Record extracts
*****

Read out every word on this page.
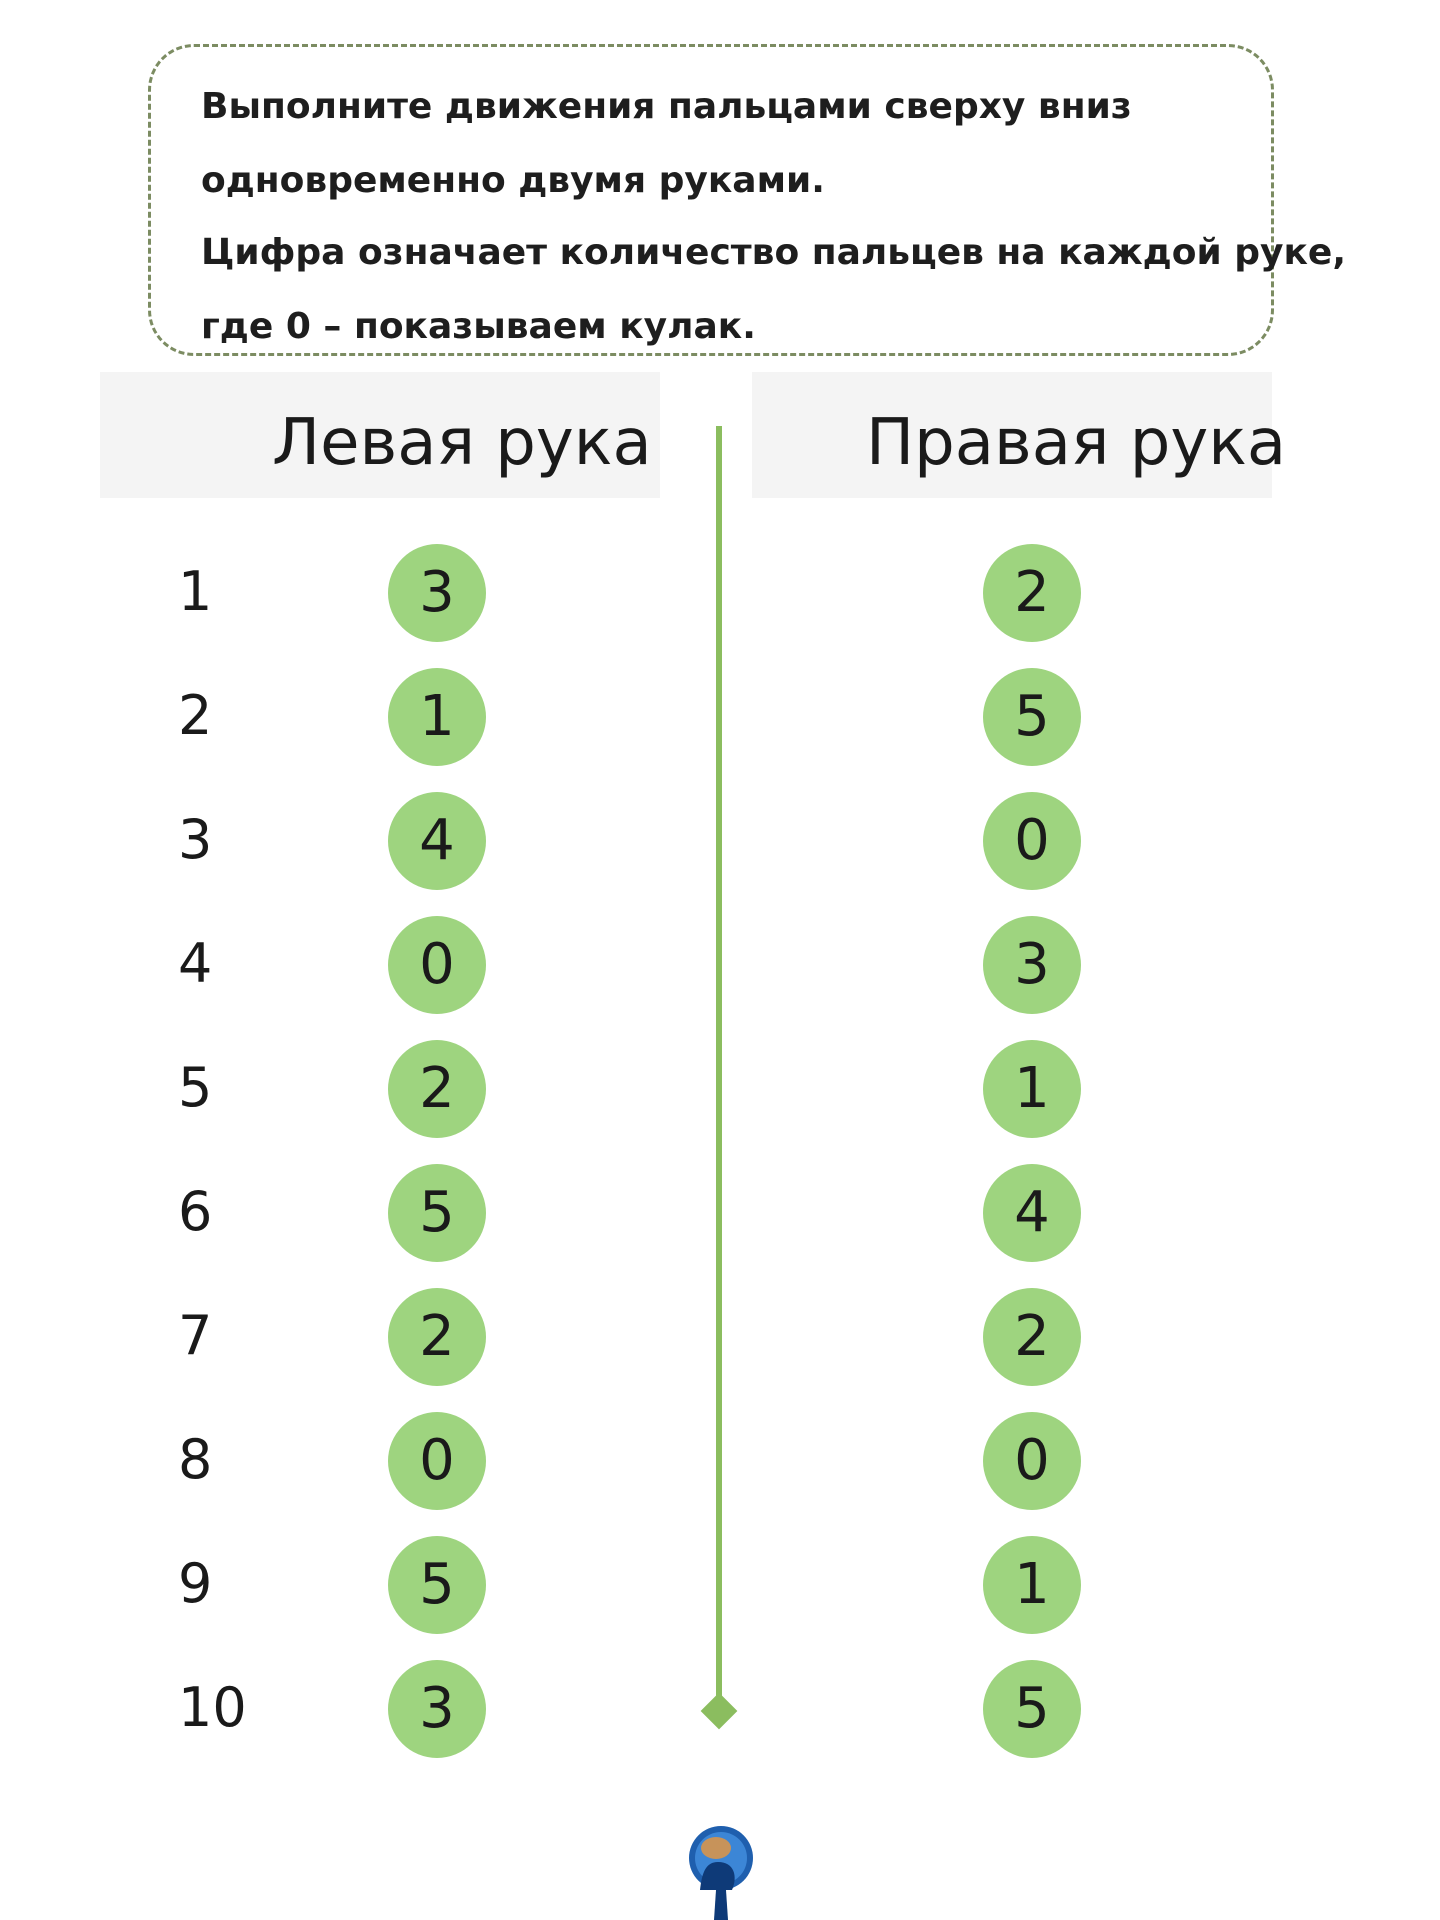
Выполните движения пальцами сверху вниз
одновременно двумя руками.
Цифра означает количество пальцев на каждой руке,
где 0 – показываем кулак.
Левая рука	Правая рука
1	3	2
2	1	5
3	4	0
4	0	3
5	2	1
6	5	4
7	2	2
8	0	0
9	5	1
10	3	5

*****

Aim
Leave out the pictures and return every record word for word.

Solution to this exercise
Read out every word on this page.
Выполните движения пальцами сверху вниз
одновременно двумя руками.
Цифра означает количество пальцев на каждой руке,
где 0 – показываем кулак.
Левая рука	Правая рука
1	3	2
2	1	5
3	4	0
4	0	3
5	2	1
6	5	4
7	2	2
8	0	0
9	5	1
10	3	5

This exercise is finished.